### INSTRUCTION
Copy the records that follow exactly as written, but not their pictures.

━━━━━━━━━━━━━━━━━━━━━━━━━━━━━━

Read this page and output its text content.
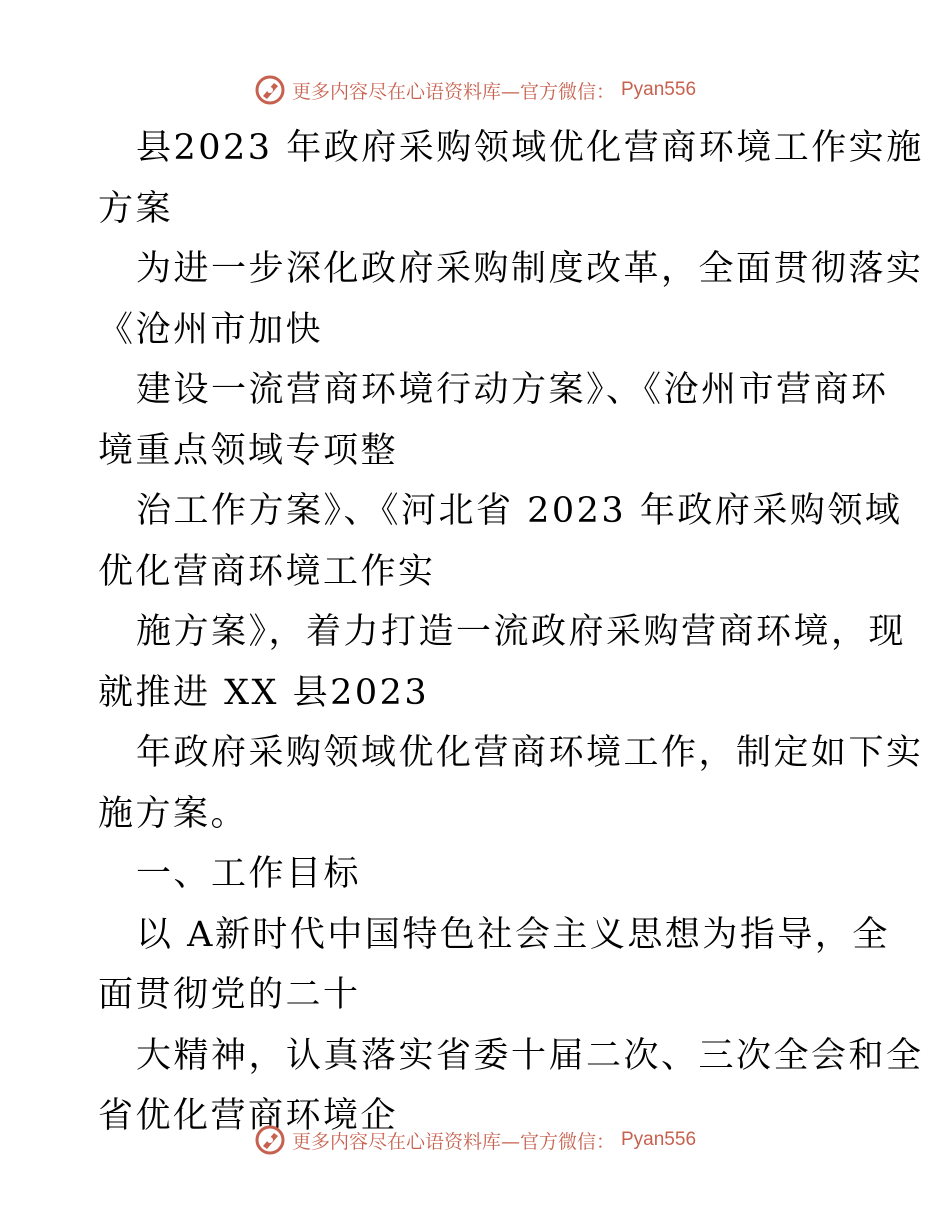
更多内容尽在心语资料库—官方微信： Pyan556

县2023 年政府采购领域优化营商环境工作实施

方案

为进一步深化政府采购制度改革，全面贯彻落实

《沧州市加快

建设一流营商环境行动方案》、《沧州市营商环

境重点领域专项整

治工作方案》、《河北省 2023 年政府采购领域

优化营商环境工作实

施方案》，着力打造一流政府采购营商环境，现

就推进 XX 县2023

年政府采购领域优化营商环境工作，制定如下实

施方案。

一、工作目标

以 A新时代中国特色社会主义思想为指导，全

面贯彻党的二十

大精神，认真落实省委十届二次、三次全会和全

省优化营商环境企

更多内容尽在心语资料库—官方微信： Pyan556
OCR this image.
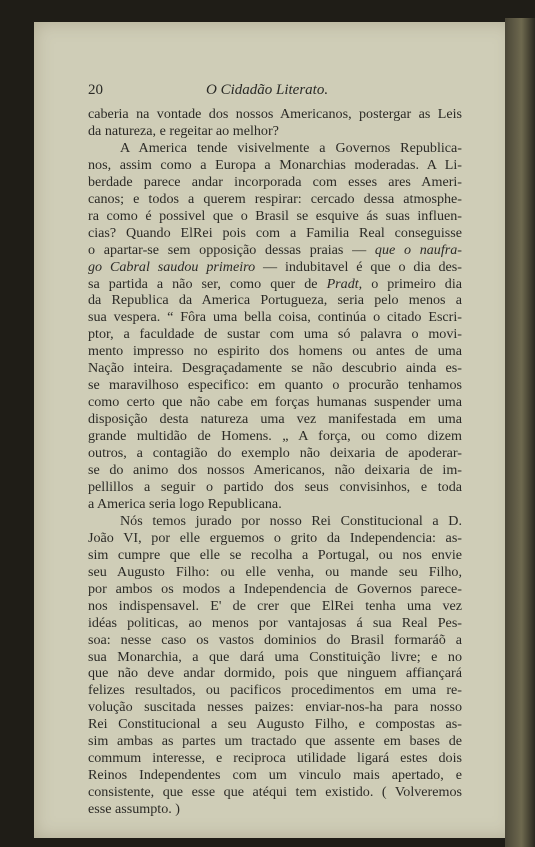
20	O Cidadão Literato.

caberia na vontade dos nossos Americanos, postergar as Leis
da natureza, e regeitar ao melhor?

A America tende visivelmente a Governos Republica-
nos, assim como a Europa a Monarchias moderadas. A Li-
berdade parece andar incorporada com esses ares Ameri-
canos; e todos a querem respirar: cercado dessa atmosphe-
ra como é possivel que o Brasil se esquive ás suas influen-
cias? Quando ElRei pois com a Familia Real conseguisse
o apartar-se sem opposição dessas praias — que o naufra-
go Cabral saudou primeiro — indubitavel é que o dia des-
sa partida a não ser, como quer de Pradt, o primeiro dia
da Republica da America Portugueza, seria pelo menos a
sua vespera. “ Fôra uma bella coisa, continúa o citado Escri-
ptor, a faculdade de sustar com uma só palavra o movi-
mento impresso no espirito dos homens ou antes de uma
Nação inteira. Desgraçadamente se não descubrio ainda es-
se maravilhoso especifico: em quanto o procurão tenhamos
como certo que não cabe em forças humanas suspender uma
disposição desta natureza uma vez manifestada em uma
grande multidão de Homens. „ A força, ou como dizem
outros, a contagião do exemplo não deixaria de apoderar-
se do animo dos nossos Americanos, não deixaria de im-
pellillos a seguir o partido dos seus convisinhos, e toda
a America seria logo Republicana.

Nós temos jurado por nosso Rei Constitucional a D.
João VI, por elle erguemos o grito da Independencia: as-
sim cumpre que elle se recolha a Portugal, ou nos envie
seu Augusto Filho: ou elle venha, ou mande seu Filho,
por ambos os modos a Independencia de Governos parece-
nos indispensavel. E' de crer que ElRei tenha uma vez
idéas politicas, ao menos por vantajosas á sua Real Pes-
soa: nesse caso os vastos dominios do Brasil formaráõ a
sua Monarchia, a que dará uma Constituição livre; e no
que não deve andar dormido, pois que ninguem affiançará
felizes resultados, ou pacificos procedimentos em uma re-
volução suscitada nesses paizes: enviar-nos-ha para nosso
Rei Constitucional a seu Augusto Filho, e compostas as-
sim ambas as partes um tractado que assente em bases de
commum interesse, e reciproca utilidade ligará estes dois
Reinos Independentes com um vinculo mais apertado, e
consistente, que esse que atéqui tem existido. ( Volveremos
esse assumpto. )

━━━━━━━━━━━━━━━━━━━━━━━━━━━━━━

### EXERCISE SOLUTION
Read this page and output its text content.
更多内容尽在心语资料库—官方微信： Pyan556

县2023 年政府采购领域优化营商环境工作实施

方案

为进一步深化政府采购制度改革，全面贯彻落实

《沧州市加快

建设一流营商环境行动方案》、《沧州市营商环

境重点领域专项整

治工作方案》、《河北省 2023 年政府采购领域

优化营商环境工作实

施方案》，着力打造一流政府采购营商环境，现

就推进 XX 县2023

年政府采购领域优化营商环境工作，制定如下实

施方案。

一、工作目标

以 A新时代中国特色社会主义思想为指导，全

面贯彻党的二十

大精神，认真落实省委十届二次、三次全会和全

省优化营商环境企

更多内容尽在心语资料库—官方微信： Pyan556
OCR this image.
20	O Cidadão Literato.

caberia na vontade dos nossos Americanos, postergar as Leis
da natureza, e regeitar ao melhor?

A America tende visivelmente a Governos Republica-
nos, assim como a Europa a Monarchias moderadas. A Li-
berdade parece andar incorporada com esses ares Ameri-
canos; e todos a querem respirar: cercado dessa atmosphe-
ra como é possivel que o Brasil se esquive ás suas influen-
cias? Quando ElRei pois com a Familia Real conseguisse
o apartar-se sem opposição dessas praias — que o naufra-
go Cabral saudou primeiro — indubitavel é que o dia des-
sa partida a não ser, como quer de Pradt, o primeiro dia
da Republica da America Portugueza, seria pelo menos a
sua vespera. “ Fôra uma bella coisa, continúa o citado Escri-
ptor, a faculdade de sustar com uma só palavra o movi-
mento impresso no espirito dos homens ou antes de uma
Nação inteira. Desgraçadamente se não descubrio ainda es-
se maravilhoso especifico: em quanto o procurão tenhamos
como certo que não cabe em forças humanas suspender uma
disposição desta natureza uma vez manifestada em uma
grande multidão de Homens. „ A força, ou como dizem
outros, a contagião do exemplo não deixaria de apoderar-
se do animo dos nossos Americanos, não deixaria de im-
pellillos a seguir o partido dos seus convisinhos, e toda
a America seria logo Republicana.

Nós temos jurado por nosso Rei Constitucional a D.
João VI, por elle erguemos o grito da Independencia: as-
sim cumpre que elle se recolha a Portugal, ou nos envie
seu Augusto Filho: ou elle venha, ou mande seu Filho,
por ambos os modos a Independencia de Governos parece-
nos indispensavel. E' de crer que ElRei tenha uma vez
idéas politicas, ao menos por vantajosas á sua Real Pes-
soa: nesse caso os vastos dominios do Brasil formaráõ a
sua Monarchia, a que dará uma Constituição livre; e no
que não deve andar dormido, pois que ninguem affiançará
felizes resultados, ou pacificos procedimentos em uma re-
volução suscitada nesses paizes: enviar-nos-ha para nosso
Rei Constitucional a seu Augusto Filho, e compostas as-
sim ambas as partes um tractado que assente em bases de
commum interesse, e reciproca utilidade ligará estes dois
Reinos Independentes com um vinculo mais apertado, e
consistente, que esse que atéqui tem existido. ( Volveremos
esse assumpto. )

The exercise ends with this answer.